#### INSTRUCTION
Which lines hold the word "title"? Show each of them.

--- START LISTING ---

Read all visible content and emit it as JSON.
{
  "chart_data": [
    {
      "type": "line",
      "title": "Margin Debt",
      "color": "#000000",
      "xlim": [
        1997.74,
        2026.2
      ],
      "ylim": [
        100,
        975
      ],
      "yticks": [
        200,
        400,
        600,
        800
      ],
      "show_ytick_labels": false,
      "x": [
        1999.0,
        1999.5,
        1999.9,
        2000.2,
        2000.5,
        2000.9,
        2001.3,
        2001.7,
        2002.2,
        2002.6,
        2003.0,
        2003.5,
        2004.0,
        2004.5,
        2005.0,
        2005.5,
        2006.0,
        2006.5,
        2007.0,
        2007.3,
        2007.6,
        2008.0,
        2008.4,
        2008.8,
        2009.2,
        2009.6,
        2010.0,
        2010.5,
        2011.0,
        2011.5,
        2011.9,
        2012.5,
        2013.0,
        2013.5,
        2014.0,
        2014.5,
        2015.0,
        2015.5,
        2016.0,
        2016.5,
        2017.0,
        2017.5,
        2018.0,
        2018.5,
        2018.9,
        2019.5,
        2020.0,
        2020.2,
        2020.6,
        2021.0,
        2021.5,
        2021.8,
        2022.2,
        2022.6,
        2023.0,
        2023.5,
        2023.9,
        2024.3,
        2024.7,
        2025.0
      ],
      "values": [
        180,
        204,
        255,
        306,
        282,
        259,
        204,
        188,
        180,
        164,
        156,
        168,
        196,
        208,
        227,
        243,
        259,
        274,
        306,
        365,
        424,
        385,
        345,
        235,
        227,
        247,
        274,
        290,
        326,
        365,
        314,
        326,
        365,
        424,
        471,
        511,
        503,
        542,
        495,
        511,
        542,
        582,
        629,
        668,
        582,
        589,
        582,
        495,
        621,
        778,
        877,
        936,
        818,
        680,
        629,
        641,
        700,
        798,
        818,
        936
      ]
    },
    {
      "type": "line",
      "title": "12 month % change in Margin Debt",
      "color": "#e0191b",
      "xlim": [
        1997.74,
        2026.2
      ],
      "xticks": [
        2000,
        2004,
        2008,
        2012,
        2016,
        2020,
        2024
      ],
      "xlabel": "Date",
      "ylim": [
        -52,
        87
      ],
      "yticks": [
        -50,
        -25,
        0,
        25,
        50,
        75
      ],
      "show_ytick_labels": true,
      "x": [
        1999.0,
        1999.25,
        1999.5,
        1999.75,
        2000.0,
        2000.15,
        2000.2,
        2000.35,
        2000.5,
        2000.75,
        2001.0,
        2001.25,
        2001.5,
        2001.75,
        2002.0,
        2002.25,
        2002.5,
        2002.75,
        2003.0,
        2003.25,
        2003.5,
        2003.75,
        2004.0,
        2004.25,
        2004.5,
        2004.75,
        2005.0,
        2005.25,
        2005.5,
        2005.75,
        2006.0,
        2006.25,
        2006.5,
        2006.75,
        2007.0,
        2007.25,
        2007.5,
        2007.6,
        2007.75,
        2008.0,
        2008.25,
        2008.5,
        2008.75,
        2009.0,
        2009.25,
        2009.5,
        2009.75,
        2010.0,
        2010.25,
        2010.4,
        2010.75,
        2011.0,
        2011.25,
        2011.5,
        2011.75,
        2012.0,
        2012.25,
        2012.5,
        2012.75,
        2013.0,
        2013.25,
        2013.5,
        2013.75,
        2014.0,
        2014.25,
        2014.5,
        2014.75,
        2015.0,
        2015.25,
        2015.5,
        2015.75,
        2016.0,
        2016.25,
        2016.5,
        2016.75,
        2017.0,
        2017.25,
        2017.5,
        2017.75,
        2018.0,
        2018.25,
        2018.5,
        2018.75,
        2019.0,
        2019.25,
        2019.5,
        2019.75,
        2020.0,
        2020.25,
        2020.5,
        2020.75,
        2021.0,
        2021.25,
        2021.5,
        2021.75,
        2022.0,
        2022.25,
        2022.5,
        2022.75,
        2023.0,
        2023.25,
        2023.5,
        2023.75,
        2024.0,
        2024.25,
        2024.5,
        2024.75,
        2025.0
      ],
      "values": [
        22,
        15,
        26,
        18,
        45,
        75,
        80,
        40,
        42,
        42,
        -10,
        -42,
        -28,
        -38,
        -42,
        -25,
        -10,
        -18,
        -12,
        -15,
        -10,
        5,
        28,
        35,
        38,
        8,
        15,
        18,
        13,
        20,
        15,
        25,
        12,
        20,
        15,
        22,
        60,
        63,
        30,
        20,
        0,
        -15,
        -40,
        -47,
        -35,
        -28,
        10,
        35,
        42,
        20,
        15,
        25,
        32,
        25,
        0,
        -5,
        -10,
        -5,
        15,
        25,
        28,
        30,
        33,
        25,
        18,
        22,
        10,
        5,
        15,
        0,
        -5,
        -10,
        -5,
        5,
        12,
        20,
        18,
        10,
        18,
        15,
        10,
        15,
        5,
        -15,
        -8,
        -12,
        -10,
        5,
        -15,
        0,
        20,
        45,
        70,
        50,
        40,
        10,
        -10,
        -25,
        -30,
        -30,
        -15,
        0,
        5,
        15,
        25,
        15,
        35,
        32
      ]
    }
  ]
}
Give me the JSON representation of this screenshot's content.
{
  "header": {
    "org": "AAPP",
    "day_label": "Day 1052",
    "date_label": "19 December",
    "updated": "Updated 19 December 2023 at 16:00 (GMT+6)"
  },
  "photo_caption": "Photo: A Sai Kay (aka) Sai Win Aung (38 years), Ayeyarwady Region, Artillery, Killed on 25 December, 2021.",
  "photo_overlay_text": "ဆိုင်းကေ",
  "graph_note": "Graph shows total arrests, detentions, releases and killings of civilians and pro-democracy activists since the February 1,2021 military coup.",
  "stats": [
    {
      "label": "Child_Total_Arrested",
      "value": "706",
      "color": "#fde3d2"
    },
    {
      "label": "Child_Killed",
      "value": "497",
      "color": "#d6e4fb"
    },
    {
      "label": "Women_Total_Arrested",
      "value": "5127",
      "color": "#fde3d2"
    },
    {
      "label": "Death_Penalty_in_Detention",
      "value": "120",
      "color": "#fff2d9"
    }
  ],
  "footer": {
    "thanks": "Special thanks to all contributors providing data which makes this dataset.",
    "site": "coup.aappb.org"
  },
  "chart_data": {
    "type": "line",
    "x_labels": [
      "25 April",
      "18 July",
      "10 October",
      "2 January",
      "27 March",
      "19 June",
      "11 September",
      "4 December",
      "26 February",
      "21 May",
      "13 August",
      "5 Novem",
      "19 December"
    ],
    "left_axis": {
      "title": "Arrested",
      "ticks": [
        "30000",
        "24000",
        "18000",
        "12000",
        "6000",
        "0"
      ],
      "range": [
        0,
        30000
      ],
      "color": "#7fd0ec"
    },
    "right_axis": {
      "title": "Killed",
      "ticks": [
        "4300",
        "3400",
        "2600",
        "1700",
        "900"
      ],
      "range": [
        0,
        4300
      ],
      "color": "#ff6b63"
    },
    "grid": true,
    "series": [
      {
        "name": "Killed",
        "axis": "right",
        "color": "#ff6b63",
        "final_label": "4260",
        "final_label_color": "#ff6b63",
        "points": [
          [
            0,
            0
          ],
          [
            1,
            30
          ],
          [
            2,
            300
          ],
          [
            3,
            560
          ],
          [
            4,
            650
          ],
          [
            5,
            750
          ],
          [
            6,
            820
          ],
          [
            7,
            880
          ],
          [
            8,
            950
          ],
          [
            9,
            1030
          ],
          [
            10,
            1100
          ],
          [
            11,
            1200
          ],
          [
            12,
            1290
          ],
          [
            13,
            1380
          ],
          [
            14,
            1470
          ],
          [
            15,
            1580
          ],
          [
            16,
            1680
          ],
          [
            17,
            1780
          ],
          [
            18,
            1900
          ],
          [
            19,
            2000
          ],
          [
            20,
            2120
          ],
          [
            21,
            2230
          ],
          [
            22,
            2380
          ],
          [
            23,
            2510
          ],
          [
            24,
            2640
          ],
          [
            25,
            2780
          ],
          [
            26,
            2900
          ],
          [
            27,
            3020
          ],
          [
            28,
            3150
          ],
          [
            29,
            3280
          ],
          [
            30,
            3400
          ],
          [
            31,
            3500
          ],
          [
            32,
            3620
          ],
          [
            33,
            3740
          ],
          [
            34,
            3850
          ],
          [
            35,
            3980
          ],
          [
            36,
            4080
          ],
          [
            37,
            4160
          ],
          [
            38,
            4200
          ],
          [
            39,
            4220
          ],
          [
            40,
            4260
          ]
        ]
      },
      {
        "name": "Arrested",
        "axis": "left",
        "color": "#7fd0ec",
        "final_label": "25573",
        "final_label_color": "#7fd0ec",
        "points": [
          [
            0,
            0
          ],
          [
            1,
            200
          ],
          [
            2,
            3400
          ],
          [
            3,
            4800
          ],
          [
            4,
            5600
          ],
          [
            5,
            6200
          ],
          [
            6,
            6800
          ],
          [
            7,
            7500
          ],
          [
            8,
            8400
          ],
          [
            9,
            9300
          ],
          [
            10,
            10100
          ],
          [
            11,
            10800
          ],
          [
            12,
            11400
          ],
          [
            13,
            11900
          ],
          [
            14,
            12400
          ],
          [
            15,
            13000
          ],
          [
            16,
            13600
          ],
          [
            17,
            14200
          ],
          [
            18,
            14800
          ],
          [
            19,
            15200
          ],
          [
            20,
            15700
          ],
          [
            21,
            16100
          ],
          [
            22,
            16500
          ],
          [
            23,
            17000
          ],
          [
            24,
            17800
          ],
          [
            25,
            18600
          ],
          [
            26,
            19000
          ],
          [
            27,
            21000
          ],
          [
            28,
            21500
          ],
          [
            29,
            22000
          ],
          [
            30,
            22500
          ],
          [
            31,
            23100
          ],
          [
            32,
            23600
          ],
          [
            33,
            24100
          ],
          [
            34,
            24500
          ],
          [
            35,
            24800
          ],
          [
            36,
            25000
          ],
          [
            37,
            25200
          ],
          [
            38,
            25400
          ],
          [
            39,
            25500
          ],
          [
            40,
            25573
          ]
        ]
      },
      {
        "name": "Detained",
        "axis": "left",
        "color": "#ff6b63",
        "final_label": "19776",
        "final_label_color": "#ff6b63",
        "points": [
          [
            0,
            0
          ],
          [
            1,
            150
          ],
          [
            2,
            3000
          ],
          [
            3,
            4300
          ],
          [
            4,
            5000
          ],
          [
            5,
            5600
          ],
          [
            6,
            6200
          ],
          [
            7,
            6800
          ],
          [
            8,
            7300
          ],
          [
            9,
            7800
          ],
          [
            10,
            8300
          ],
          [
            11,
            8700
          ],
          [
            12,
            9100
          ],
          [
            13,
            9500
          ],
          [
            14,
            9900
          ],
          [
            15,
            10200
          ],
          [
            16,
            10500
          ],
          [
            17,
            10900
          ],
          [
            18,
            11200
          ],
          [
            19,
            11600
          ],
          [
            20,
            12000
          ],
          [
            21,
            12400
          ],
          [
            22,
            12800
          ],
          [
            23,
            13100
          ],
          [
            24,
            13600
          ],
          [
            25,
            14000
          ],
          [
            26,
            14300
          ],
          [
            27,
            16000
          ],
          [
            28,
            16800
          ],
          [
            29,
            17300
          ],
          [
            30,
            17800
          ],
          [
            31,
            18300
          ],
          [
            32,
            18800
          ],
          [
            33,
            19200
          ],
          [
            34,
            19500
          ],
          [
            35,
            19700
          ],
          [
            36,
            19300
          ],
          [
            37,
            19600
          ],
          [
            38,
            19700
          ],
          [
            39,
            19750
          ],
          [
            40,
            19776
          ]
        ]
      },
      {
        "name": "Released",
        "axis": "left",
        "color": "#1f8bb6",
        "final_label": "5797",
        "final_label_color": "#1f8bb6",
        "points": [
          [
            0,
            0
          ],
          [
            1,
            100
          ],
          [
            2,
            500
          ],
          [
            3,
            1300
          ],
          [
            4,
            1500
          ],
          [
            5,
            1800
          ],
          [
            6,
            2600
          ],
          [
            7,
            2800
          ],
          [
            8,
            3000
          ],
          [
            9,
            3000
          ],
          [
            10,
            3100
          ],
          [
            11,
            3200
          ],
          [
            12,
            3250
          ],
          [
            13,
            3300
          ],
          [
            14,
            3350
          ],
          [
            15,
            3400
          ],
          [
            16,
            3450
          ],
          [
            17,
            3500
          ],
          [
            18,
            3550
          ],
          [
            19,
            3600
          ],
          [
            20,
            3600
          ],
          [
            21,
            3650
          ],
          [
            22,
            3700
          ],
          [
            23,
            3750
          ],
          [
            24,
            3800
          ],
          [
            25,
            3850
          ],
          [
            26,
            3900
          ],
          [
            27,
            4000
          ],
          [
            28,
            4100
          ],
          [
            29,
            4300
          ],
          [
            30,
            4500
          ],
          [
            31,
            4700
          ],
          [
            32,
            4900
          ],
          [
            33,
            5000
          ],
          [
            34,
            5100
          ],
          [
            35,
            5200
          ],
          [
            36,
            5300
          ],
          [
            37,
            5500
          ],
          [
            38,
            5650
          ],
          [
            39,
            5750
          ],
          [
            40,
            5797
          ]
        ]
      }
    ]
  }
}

--- END LISTING ---

#### TASK RESULT
      "title": "Margin Debt",
      "title": "12 month % change in Margin Debt",
      "title": "Arrested",
      "title": "Killed",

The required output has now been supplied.